■ **PROMPT**: Extract every line that includes the string "〇高出力モデル".

Data entries:
------------------------------------------------------------

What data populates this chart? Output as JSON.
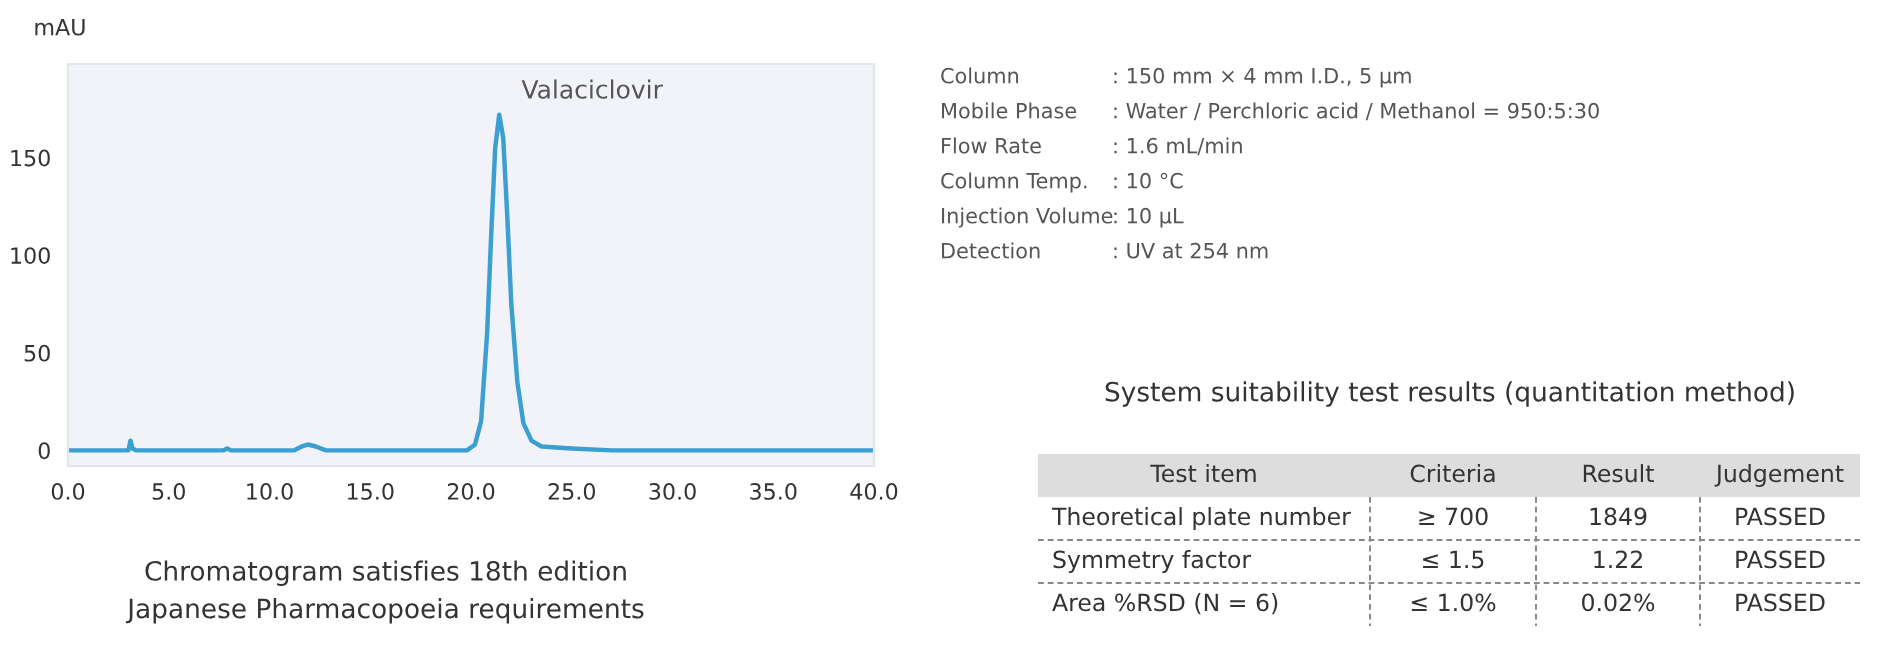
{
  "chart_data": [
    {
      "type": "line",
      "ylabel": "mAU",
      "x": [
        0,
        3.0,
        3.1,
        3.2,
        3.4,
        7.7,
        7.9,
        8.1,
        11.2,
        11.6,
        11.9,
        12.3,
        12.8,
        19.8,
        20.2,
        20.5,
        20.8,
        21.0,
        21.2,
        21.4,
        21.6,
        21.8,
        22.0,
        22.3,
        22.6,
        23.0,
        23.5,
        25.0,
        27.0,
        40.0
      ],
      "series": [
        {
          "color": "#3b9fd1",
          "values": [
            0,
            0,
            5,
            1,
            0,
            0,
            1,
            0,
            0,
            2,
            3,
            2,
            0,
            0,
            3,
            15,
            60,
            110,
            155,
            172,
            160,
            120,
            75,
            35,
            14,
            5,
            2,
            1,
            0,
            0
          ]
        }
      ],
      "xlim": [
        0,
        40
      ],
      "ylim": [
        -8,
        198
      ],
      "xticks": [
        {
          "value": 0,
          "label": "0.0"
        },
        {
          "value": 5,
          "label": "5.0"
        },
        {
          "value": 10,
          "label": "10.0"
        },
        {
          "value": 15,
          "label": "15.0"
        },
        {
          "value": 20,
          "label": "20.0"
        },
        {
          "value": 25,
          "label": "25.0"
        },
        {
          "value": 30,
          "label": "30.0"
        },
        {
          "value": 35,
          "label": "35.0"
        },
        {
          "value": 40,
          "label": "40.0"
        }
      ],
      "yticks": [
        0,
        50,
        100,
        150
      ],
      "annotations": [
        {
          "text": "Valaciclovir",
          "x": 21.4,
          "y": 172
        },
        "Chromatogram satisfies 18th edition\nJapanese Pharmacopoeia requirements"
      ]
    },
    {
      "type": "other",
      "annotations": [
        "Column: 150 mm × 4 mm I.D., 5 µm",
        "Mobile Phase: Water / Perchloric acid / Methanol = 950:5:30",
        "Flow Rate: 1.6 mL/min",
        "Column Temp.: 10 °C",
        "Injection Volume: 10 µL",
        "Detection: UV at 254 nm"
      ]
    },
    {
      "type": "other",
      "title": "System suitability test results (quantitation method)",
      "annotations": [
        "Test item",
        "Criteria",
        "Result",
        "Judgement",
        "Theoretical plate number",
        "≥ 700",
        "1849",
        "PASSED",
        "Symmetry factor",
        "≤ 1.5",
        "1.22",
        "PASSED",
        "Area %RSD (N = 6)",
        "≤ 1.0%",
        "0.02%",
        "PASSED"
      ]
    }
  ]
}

------------------------------------------------------------

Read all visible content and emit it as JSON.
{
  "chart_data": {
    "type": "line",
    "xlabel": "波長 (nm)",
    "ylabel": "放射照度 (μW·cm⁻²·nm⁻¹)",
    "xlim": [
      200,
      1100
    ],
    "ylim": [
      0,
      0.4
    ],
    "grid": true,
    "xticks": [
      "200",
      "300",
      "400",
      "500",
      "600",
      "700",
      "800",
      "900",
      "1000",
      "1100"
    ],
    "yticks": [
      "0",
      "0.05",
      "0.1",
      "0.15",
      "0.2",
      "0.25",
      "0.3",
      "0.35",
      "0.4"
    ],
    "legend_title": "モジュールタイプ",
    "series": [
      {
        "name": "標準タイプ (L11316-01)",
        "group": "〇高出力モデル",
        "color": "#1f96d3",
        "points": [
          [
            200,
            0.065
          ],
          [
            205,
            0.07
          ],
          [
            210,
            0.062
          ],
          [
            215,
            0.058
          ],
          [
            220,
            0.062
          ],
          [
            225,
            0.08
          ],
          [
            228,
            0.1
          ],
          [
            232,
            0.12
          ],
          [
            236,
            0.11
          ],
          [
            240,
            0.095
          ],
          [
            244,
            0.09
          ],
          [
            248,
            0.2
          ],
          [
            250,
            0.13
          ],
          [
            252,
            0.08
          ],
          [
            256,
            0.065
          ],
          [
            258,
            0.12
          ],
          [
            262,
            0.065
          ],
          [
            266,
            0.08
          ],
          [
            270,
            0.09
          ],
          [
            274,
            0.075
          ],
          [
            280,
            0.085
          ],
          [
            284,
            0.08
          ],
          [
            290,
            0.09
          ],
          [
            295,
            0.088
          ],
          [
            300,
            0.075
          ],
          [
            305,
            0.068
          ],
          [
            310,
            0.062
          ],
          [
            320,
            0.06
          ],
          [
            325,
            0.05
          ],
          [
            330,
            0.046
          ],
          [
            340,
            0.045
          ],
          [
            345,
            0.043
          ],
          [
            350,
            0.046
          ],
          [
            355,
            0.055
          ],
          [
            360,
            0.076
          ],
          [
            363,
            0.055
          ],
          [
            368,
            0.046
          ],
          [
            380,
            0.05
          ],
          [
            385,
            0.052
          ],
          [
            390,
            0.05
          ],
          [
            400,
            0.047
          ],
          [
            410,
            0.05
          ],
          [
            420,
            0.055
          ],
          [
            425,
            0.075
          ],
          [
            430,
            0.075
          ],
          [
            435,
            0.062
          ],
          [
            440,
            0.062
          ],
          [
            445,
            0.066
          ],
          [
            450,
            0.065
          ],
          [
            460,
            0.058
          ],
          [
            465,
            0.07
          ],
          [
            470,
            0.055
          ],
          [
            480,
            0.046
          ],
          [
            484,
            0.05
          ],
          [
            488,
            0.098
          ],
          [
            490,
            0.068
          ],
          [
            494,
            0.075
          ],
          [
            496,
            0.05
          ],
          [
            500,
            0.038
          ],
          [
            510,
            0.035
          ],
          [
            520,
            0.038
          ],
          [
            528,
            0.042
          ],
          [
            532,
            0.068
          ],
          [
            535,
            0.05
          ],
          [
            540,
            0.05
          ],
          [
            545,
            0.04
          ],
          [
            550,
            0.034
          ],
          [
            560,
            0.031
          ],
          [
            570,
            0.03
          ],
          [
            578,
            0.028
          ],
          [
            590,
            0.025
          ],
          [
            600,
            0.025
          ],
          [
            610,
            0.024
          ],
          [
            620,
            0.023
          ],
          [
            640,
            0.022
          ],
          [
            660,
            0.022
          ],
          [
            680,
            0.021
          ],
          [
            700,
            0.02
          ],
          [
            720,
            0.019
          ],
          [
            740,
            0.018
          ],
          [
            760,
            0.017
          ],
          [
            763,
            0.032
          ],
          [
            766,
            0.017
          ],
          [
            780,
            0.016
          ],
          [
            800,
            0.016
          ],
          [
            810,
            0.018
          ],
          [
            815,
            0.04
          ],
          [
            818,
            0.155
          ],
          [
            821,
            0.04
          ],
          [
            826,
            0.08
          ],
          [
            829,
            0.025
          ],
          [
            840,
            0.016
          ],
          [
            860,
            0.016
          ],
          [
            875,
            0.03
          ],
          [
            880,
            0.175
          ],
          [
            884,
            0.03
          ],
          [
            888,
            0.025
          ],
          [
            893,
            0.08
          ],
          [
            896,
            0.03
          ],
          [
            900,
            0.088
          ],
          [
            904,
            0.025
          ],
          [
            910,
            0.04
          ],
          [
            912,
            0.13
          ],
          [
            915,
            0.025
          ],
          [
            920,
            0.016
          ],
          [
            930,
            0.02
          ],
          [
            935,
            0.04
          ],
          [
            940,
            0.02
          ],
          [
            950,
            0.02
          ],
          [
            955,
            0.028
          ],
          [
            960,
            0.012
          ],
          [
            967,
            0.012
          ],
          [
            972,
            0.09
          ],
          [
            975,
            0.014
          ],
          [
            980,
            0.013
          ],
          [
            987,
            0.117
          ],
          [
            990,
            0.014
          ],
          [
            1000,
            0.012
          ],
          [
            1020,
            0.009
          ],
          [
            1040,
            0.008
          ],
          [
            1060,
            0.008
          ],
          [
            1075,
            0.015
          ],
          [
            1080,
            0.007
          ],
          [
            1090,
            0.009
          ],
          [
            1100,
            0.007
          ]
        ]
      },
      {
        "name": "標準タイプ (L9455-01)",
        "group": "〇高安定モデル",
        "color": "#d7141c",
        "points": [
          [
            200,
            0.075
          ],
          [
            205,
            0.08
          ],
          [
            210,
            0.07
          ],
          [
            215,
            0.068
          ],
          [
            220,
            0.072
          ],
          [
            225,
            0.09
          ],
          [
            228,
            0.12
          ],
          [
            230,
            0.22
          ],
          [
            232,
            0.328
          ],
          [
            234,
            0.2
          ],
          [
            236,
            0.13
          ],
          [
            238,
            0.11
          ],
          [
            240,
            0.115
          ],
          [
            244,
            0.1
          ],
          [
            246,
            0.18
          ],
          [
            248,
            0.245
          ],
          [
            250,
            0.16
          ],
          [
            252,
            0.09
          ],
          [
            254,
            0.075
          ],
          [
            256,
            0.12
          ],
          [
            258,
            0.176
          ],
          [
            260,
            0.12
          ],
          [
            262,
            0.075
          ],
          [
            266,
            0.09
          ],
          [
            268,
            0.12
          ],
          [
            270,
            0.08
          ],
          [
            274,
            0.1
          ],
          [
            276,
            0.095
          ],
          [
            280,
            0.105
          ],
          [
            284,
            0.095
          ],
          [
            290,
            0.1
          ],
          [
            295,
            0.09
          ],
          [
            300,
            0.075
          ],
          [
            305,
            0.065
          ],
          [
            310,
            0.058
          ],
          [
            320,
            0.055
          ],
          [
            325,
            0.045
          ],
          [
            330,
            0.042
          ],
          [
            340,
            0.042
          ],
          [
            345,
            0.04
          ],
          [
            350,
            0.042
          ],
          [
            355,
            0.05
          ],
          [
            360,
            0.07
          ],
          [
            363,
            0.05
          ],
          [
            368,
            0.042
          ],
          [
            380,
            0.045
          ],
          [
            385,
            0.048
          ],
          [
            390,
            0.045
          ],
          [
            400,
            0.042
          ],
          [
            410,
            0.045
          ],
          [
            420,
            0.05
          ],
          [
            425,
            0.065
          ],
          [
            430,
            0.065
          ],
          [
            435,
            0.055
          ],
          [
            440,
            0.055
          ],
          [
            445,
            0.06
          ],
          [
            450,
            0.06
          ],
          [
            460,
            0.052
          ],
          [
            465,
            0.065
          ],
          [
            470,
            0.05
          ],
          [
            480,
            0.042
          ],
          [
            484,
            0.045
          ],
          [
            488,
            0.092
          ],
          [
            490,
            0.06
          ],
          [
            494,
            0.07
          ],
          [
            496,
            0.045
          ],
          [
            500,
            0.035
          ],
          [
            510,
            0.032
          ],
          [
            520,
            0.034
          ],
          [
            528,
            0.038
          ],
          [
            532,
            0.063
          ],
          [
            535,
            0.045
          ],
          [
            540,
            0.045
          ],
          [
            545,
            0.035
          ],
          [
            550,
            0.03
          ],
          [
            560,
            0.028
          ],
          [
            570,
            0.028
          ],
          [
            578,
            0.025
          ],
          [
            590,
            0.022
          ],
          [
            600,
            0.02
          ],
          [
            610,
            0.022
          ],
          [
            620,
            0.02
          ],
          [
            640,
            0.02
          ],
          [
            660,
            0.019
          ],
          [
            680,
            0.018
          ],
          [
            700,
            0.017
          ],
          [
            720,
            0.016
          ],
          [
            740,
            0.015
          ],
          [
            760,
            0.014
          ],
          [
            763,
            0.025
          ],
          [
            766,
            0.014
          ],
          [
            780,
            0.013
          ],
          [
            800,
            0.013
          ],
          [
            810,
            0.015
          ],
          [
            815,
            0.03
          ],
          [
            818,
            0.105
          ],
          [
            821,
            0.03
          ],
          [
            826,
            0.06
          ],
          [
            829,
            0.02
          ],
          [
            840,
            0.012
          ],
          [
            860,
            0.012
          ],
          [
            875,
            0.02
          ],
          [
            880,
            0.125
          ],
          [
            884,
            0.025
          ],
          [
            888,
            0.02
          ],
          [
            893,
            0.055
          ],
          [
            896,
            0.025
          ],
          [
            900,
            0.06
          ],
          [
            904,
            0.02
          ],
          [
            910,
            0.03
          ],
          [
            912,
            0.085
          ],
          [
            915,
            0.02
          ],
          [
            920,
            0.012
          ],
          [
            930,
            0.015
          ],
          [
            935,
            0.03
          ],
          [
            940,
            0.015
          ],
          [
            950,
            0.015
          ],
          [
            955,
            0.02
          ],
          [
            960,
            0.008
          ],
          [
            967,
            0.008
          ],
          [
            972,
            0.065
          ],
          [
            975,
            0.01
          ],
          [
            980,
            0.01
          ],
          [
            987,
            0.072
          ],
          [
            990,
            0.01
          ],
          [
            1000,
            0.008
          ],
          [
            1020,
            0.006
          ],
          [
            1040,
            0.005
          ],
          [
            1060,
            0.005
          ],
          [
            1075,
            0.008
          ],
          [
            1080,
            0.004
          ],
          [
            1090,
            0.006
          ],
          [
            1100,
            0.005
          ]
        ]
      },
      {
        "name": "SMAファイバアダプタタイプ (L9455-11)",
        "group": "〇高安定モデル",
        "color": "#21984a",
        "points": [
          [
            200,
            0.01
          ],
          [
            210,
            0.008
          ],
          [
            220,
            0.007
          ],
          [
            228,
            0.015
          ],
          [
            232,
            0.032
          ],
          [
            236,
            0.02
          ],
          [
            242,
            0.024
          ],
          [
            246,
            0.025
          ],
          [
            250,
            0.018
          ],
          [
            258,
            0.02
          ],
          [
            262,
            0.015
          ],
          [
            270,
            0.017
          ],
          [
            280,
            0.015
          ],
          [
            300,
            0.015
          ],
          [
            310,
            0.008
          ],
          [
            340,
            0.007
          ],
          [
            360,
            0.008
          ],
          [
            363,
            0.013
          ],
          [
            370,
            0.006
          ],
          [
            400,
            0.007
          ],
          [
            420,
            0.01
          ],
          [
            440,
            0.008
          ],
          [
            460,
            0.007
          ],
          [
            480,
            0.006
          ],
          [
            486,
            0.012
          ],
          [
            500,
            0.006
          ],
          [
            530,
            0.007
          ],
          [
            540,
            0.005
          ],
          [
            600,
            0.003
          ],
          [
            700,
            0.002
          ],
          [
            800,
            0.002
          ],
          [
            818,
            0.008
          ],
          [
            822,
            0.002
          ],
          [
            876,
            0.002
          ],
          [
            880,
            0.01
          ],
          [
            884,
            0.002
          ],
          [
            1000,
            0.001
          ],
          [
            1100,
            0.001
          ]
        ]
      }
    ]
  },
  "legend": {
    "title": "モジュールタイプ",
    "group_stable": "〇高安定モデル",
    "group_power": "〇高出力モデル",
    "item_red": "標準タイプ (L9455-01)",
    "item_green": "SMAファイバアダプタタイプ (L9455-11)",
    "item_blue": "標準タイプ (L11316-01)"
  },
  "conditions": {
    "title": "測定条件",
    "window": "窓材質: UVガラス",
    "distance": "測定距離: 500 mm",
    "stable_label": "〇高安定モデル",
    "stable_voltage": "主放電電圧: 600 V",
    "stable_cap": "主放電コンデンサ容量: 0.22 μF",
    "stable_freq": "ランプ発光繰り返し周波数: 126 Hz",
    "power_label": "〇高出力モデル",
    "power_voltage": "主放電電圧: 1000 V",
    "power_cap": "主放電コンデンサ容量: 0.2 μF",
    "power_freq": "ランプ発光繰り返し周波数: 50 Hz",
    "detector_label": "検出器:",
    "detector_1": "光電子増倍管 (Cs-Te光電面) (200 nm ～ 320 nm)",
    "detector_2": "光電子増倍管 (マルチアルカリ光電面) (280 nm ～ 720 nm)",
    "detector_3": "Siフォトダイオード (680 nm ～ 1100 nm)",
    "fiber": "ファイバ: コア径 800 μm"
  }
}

------------------------------------------------------------

■ **EXERCISE ANSWER**:
        "group": "〇高出力モデル",
    "group_power": "〇高出力モデル",
    "power_label": "〇高出力モデル",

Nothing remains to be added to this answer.